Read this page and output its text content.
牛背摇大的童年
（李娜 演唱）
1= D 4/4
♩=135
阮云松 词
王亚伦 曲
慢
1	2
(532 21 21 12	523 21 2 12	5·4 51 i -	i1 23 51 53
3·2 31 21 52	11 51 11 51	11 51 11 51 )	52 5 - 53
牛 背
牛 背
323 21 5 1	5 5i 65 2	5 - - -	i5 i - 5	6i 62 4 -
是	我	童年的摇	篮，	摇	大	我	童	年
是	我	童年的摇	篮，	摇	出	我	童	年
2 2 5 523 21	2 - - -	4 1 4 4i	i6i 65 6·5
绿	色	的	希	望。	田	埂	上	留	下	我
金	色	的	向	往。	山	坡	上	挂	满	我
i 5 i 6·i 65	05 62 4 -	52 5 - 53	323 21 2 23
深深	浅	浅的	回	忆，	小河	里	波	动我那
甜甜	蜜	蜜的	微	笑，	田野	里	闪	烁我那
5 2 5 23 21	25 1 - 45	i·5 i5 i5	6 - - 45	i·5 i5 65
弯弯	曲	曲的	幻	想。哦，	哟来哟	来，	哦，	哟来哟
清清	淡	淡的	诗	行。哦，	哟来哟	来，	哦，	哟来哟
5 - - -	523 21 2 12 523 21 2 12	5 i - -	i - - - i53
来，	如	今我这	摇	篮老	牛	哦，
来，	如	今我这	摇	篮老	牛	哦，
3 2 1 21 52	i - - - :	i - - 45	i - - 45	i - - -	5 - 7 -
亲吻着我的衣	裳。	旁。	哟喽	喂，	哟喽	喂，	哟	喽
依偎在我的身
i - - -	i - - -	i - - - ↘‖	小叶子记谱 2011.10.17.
***
Copy down the material exactly as written.

Read this page and output its text content.
牛背摇大的童年
（李娜 演唱）
1= D 4/4
♩=135
阮云松 词
王亚伦 曲
慢
1	2
(532 21 21 12	523 21 2 12	5·4 51 i -	i1 23 51 53
3·2 31 21 52	11 51 11 51	11 51 11 51 )	52 5 - 53
牛 背
牛 背
323 21 5 1	5 5i 65 2	5 - - -	i5 i - 5	6i 62 4 -
是	我	童年的摇	篮，	摇	大	我	童	年
是	我	童年的摇	篮，	摇	出	我	童	年
2 2 5 523 21	2 - - -	4 1 4 4i	i6i 65 6·5
绿	色	的	希	望。	田	埂	上	留	下	我
金	色	的	向	往。	山	坡	上	挂	满	我
i 5 i 6·i 65	05 62 4 -	52 5 - 53	323 21 2 23
深深	浅	浅的	回	忆，	小河	里	波	动我那
甜甜	蜜	蜜的	微	笑，	田野	里	闪	烁我那
5 2 5 23 21	25 1 - 45	i·5 i5 i5	6 - - 45	i·5 i5 65
弯弯	曲	曲的	幻	想。哦，	哟来哟	来，	哦，	哟来哟
清清	淡	淡的	诗	行。哦，	哟来哟	来，	哦，	哟来哟
5 - - -	523 21 2 12 523 21 2 12	5 i - -	i - - - i53
来，	如	今我这	摇	篮老	牛	哦，
来，	如	今我这	摇	篮老	牛	哦，
3 2 1 21 52	i - - - :	i - - 45	i - - 45	i - - -	5 - 7 -
亲吻着我的衣	裳。	旁。	哟喽	喂，	哟喽	喂，	哟	喽
依偎在我的身
i - - -	i - - -	i - - - ↘‖	小叶子记谱 2011.10.17.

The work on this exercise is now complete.